- Written instruction
Check each line below for the word "oraz", and copy those that have it.
# Extracted material start
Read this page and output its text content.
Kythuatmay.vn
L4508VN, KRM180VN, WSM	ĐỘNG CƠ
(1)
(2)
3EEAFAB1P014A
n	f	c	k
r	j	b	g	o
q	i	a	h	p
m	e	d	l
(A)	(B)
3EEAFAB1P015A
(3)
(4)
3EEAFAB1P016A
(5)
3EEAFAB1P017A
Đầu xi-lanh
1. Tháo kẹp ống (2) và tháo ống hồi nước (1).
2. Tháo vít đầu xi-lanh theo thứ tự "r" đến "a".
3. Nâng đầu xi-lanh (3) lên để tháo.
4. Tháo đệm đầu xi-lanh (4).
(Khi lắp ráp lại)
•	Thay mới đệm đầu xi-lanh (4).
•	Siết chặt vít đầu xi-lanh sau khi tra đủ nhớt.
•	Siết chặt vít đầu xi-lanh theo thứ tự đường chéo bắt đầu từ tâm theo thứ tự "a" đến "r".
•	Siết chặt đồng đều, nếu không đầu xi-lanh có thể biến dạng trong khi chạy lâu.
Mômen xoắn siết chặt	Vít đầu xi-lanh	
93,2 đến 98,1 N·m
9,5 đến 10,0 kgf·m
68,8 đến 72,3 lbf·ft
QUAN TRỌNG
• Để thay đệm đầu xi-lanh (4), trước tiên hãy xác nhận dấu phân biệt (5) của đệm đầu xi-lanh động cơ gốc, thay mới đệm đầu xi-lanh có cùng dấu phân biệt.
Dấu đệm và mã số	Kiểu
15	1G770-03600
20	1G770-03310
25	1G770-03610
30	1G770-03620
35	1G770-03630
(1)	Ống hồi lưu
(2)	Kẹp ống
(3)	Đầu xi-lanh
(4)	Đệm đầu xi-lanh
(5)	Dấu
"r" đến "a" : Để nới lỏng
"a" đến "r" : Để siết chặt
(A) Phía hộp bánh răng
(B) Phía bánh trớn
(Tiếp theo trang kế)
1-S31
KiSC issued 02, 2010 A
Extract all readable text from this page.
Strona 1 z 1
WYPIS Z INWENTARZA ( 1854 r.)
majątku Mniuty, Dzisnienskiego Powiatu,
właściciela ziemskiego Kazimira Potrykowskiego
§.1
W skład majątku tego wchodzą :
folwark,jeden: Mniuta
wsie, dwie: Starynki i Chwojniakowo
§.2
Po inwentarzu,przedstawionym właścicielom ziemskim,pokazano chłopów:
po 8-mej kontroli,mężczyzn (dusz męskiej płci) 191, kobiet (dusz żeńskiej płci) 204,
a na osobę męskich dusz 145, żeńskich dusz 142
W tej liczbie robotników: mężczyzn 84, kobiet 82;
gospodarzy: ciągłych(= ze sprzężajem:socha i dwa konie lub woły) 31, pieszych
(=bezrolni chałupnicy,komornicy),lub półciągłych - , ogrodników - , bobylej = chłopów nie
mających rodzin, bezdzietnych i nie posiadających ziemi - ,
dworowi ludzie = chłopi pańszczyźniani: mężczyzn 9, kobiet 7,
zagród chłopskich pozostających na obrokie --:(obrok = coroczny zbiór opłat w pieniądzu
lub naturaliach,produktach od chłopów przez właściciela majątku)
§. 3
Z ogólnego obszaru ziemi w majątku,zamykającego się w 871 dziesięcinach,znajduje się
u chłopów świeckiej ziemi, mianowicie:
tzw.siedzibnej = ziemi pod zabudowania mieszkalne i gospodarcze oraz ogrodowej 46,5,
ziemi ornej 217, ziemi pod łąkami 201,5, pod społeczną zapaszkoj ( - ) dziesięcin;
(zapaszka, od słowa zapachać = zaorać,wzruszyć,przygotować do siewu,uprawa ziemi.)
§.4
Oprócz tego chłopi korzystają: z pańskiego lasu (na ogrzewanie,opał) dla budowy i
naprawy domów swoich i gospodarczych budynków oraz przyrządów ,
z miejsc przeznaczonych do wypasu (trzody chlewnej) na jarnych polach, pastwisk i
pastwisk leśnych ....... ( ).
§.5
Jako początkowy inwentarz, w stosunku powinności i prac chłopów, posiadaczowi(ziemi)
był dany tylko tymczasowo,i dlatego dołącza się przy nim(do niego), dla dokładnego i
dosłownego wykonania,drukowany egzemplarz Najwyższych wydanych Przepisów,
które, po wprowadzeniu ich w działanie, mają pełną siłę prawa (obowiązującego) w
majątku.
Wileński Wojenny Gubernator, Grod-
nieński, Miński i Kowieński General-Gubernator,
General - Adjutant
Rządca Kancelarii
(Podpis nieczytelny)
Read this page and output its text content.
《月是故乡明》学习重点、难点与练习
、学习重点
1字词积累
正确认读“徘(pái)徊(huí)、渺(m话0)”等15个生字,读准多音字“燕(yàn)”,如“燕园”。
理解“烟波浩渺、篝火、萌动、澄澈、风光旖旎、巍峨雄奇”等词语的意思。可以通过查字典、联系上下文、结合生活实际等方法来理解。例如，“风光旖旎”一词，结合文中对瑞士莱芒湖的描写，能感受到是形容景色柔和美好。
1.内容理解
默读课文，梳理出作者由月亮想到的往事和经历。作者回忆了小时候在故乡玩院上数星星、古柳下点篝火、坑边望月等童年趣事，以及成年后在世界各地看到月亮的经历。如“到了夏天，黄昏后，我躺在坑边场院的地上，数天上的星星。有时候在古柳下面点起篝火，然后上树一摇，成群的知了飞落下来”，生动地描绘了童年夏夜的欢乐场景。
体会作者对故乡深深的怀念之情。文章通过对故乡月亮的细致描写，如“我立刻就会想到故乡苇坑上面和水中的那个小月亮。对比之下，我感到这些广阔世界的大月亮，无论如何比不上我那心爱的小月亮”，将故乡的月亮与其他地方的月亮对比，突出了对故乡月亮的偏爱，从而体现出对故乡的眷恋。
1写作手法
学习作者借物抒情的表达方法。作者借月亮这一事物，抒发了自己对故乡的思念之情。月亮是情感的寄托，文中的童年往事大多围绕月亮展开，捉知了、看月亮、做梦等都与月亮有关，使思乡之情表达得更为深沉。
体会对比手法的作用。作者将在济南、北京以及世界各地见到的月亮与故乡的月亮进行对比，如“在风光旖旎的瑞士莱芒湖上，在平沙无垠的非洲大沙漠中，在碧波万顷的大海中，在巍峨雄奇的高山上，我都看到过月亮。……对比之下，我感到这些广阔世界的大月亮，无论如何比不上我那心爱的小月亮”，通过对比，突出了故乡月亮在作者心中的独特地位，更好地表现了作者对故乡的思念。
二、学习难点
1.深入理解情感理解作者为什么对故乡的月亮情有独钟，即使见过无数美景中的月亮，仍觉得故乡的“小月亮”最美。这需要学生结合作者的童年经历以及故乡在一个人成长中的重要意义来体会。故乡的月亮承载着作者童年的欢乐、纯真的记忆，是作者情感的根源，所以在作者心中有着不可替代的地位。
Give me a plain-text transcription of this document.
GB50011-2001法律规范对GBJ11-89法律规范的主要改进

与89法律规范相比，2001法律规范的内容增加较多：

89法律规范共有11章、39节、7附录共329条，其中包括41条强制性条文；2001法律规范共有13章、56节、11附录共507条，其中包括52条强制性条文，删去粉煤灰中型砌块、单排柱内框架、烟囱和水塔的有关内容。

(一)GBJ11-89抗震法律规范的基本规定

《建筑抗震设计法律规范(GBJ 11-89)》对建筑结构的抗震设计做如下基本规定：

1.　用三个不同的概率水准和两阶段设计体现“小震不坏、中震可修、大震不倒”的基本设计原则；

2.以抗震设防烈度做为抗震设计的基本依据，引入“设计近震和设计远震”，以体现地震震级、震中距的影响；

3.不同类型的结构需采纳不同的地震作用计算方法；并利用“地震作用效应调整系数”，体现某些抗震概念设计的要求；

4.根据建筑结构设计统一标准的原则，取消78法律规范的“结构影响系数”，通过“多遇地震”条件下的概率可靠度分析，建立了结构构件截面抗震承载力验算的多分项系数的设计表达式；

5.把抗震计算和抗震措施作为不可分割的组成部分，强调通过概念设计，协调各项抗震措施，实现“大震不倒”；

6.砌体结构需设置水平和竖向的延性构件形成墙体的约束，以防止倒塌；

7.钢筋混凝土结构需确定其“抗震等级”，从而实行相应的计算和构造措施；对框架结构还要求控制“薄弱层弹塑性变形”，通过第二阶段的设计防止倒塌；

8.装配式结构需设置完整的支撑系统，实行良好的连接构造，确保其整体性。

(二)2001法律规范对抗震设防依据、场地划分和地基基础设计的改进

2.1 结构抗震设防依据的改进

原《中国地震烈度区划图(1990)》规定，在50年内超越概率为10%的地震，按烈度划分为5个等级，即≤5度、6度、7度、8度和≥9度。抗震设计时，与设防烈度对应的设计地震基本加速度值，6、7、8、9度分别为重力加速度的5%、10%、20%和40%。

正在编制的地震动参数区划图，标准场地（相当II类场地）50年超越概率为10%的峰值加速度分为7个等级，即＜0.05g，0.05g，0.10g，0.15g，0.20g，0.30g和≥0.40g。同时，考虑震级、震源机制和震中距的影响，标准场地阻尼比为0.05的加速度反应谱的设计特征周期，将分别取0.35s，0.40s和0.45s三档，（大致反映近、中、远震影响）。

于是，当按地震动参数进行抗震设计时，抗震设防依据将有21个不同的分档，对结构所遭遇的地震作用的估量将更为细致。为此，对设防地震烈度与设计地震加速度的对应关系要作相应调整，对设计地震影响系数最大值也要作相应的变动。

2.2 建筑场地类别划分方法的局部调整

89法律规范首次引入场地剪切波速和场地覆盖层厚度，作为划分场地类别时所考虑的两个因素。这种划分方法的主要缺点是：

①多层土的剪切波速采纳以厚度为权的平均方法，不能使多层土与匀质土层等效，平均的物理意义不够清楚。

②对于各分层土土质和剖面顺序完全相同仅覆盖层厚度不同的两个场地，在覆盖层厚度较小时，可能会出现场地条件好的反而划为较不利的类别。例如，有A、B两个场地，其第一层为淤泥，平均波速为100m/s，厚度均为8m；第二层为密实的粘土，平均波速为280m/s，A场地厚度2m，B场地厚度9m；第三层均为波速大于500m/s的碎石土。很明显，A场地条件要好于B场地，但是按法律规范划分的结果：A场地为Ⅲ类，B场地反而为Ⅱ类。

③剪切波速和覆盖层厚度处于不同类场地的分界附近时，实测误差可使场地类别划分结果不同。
# Extracted material end
- Answer to this problem
tzw.siedzibnej = ziemi pod zabudowania mieszkalne i gospodarcze oraz ogrodowej 46,5,
naprawy domów swoich i gospodarczych budynków oraz przyrządów ,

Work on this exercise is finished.